A single figure is the whole answer: the number of lines in the records that contain "compared".

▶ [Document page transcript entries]
_ _ _ _ _ _ _

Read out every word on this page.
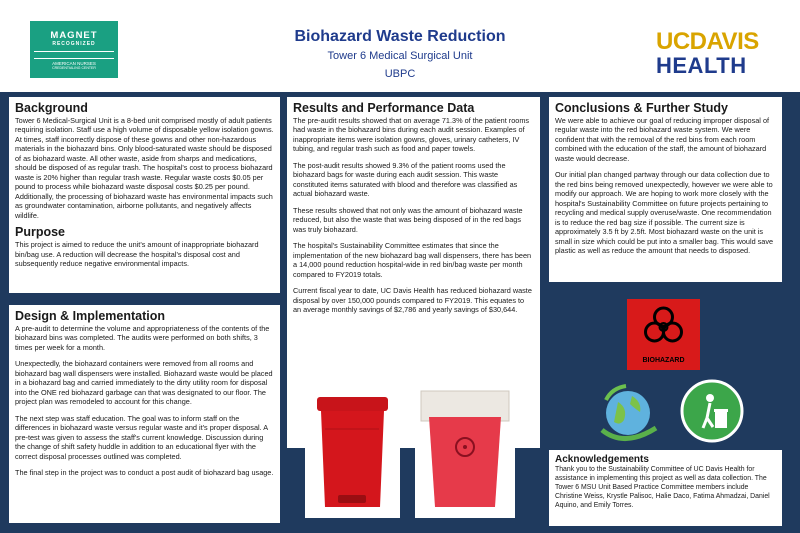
MAGNET
RECOGNIZED
AMERICAN NURSES
CREDENTIALING CENTER
Biohazard Waste Reduction
Tower 6 Medical Surgical Unit
UBPC
UCDAVIS
HEALTH
Background

Tower 6 Medical-Surgical Unit is a 8-bed unit comprised mostly of adult patients requiring isolation. Staff use a high volume of disposable yellow isolation gowns. At times, staff incorrectly dispose of these gowns and other non-hazardous materials in the biohazard bins. Only blood-saturated waste should be disposed of as biohazard waste. All other waste, aside from sharps and medications, should be disposed of as regular trash. The hospital's cost to process biohazard waste is 20% higher than regular trash waste. Regular waste costs $0.05 per pound to process while biohazard waste disposal costs $0.25 per pound. Additionally, the processing of biohazard waste has environmental impacts such as groundwater contamination, airborne pollutants, and negatively affects wildlife.

Purpose

This project is aimed to reduce the unit's amount of inappropriate biohazard bin/bag use. A reduction will decrease the hospital's disposal cost and subsequently reduce negative environmental impacts.

Design & Implementation

A pre-audit to determine the volume and appropriateness of the contents of the biohazard bins was completed. The audits were performed on both shifts, 3 times per week for a month.

Unexpectedly, the biohazard containers were removed from all rooms and biohazard bag wall dispensers were installed. Biohazard waste would be placed in a biohazard bag and carried immediately to the dirty utility room for disposal into the ONE red biohazard garbage can that was designated to our floor. The project plan was remodeled to account for this change.

The next step was staff education. The goal was to inform staff on the differences in biohazard waste versus regular waste and it's proper disposal. A pre-test was given to assess the staff's current knowledge. Discussion during the change of shift safety huddle in addition to an educational flyer with the correct disposal processes outlined was completed.

The final step in the project was to conduct a post audit of biohazard bag usage.

Results and Performance Data

The pre-audit results showed that on average 71.3% of the patient rooms had waste in the biohazard bins during each audit session. Examples of inappropriate items were isolation gowns, gloves, urinary catheters, IV tubing, and regular trash such as food and paper towels.

The post-audit results showed 9.3% of the patient rooms used the biohazard bags for waste during each audit session. This waste constituted items saturated with blood and therefore was classified as actual biohazard waste.

These results showed that not only was the amount of biohazard waste reduced, but also the waste that was being disposed of in the red bags was truly biohazard.

The hospital's Sustainability Committee estimates that since the implementation of the new biohazard bag wall dispensers, there has been a 14,000 pound reduction hospital-wide in red bin/bag waste per month compared to FY2019 totals.

Current fiscal year to date, UC Davis Health has reduced biohazard waste disposal by over 150,000 pounds compared to FY2019. This equates to an average monthly savings of $2,786 and yearly savings of $30,644.

Conclusions & Further Study

We were able to achieve our goal of reducing improper disposal of regular waste into the red biohazard waste system. We were confident that with the removal of the red bins from each room combined with the education of the staff, the amount of biohazard waste would decrease.

Our initial plan changed partway through our data collection due to the red bins being removed unexpectedly, however we were able to modify our approach. We are hoping to work more closely with the hospital's Sustainability Committee on future projects pertaining to recycling and medical supply overuse/waste. One recommendation is to reduce the red bag size if possible. The current size is approximately 3.5 ft by 2.5ft. Most biohazard waste on the unit is small in size which could be put into a smaller bag. This would save plastic as well as reduce the amount that needs to disposed.

Acknowledgements

Thank you to the Sustainability Committee of UC Davis Health for assistance in implementing this project as well as data collection. The Tower 6 MSU Unit Based Practice Committee members include Christine Weiss, Krystle Palisoc, Halie Daco, Fatima Ahmadzai, Daniel Aquino, and Emily Torres.

BIOHAZARD
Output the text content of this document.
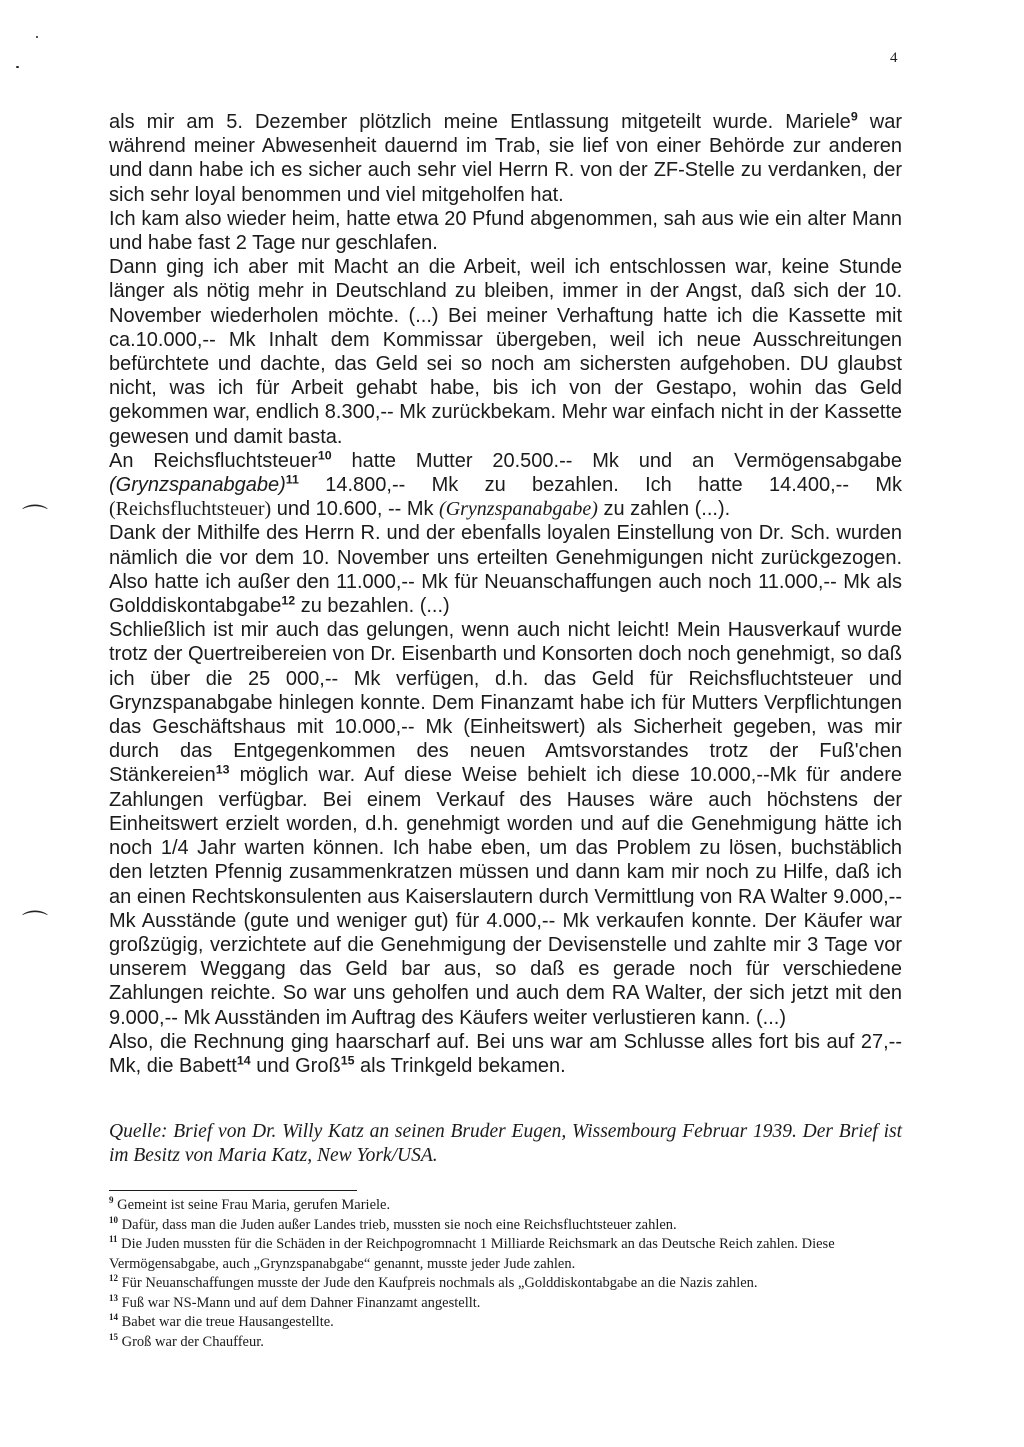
4
⌒
⌒

als mir am 5. Dezember plötzlich meine Entlassung mitgeteilt wurde. Mariele$^9$ war während meiner Abwesenheit dauernd im Trab, sie lief von einer Behörde zur anderen und dann habe ich es sicher auch sehr viel Herrn R. von der ZF-Stelle zu verdanken, der sich sehr loyal benommen und viel mitgeholfen hat.

Ich kam also wieder heim, hatte etwa 20 Pfund abgenommen, sah aus wie ein alter Mann und habe fast 2 Tage nur geschlafen.

Dann ging ich aber mit Macht an die Arbeit, weil ich entschlossen war, keine Stunde länger als nötig mehr in Deutschland zu bleiben, immer in der Angst, daß sich der 10. November wiederholen möchte. (...) Bei meiner Verhaftung hatte ich die Kassette mit ca.10.000,-- Mk Inhalt dem Kommissar übergeben, weil ich neue Ausschreitungen befürchtete und dachte, das Geld sei so noch am sichersten aufgehoben. DU glaubst nicht, was ich für Arbeit gehabt habe, bis ich von der Gestapo, wohin das Geld gekommen war, endlich 8.300,-- Mk zurückbekam. Mehr war einfach nicht in der Kassette gewesen und damit basta.

An Reichsfluchtsteuer$^{10}$ hatte Mutter 20.500.-- Mk und an Vermögensabgabe (Grynzspanabgabe)$^{11}$ 14.800,-- Mk zu bezahlen. Ich hatte 14.400,-- Mk (Reichsfluchtsteuer) und 10.600, -- Mk (Grynzspanabgabe) zu zahlen (...).

Dank der Mithilfe des Herrn R. und der ebenfalls loyalen Einstellung von Dr. Sch. wurden nämlich die vor dem 10. November uns erteilten Genehmigungen nicht zurückgezogen. Also hatte ich außer den 11.000,-- Mk für Neuanschaffungen auch noch 11.000,-- Mk als Golddiskontabgabe$^{12}$ zu bezahlen. (...)

Schließlich ist mir auch das gelungen, wenn auch nicht leicht! Mein Hausverkauf wurde trotz der Quertreibereien von Dr. Eisenbarth und Konsorten doch noch genehmigt, so daß ich über die 25 000,-- Mk verfügen, d.h. das Geld für Reichsfluchtsteuer und Grynzspanabgabe hinlegen konnte. Dem Finanzamt habe ich für Mutters Verpflichtungen das Geschäftshaus mit 10.000,-- Mk (Einheitswert) als Sicherheit gegeben, was mir durch das Entgegenkommen des neuen Amtsvorstandes trotz der Fuß'chen Stänkereien$^{13}$ möglich war. Auf diese Weise behielt ich diese 10.000,--Mk für andere Zahlungen verfügbar. Bei einem Verkauf des Hauses wäre auch höchstens der Einheitswert erzielt worden, d.h. genehmigt worden und auf die Genehmigung hätte ich noch 1/4 Jahr warten können. Ich habe eben, um das Problem zu lösen, buchstäblich den letzten Pfennig zusammenkratzen müssen und dann kam mir noch zu Hilfe, daß ich an einen Rechtskonsulenten aus Kaiserslautern durch Vermittlung von RA Walter 9.000,-- Mk Ausstände (gute und weniger gut) für 4.000,-- Mk verkaufen konnte. Der Käufer war großzügig, verzichtete auf die Genehmigung der Devisenstelle und zahlte mir 3 Tage vor unserem Weggang das Geld bar aus, so daß es gerade noch für verschiedene Zahlungen reichte. So war uns geholfen und auch dem RA Walter, der sich jetzt mit den 9.000,-- Mk Ausständen im Auftrag des Käufers weiter verlustieren kann. (...)

Also, die Rechnung ging haarscharf auf. Bei uns war am Schlusse alles fort bis auf 27,-- Mk, die Babett$^{14}$ und Groß$^{15}$ als Trinkgeld bekamen.

Quelle: Brief von Dr. Willy Katz an seinen Bruder Eugen, Wissembourg Februar 1939. Der Brief ist im Besitz von Maria Katz, New York/USA.

$^9$ Gemeint ist seine Frau Maria, gerufen Mariele.

$^{10}$ Dafür, dass man die Juden außer Landes trieb, mussten sie noch eine Reichsfluchtsteuer zahlen.

$^{11}$ Die Juden mussten für die Schäden in der Reichpogromnacht 1 Milliarde Reichsmark an das Deutsche Reich zahlen. Diese Vermögensabgabe, auch „Grynzspanabgabe“ genannt, musste jeder Jude zahlen.

$^{12}$ Für Neuanschaffungen musste der Jude den Kaufpreis nochmals als „Golddiskontabgabe an die Nazis zahlen.

$^{13}$ Fuß war NS-Mann und auf dem Dahner Finanzamt angestellt.

$^{14}$ Babet war die treue Hausangestellte.

$^{15}$ Groß war der Chauffeur.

_ _ _ _ _ _ _

▶ [TASK ANSWER]
2